SET PROBLEM:
Return each line holding the string "JSON".

GIVEN DATA:
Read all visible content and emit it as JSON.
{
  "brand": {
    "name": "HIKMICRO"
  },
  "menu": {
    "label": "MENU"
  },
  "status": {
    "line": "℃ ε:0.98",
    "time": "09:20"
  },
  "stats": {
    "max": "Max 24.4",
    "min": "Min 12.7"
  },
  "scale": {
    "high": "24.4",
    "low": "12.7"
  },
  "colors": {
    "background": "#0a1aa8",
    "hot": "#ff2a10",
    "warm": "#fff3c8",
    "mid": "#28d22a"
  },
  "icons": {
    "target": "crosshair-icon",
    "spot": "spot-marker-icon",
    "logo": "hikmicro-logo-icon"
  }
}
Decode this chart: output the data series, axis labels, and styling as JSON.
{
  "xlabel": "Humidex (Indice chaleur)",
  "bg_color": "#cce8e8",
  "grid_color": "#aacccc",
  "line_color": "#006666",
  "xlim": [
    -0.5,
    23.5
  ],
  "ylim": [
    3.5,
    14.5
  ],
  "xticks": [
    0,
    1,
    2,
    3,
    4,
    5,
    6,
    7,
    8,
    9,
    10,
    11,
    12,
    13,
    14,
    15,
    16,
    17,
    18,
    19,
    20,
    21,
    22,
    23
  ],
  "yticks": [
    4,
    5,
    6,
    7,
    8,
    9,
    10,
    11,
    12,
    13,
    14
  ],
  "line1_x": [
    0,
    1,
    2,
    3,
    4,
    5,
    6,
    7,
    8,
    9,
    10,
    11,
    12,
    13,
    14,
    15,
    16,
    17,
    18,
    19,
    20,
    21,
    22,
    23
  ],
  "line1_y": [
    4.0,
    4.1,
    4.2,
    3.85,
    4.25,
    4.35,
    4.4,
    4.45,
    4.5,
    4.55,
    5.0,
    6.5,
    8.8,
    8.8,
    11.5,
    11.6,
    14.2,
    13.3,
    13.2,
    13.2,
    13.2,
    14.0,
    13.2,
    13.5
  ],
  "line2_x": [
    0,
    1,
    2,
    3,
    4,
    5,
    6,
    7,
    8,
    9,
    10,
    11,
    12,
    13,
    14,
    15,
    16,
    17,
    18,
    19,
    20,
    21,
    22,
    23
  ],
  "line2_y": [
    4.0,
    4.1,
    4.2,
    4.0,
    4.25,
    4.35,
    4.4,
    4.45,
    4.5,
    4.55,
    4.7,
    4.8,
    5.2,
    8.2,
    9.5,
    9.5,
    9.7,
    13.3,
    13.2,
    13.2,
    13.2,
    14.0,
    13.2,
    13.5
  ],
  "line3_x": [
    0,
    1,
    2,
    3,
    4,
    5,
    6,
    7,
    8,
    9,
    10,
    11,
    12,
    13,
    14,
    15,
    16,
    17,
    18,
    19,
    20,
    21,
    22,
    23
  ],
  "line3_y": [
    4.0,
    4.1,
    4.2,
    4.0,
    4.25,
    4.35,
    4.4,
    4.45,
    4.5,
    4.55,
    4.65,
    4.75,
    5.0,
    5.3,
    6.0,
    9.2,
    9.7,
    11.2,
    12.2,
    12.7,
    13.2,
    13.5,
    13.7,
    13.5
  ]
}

TASK SOLUTION:
Read all visible content and emit it as JSON.
Decode this chart: output the data series, axis labels, and styling as JSON.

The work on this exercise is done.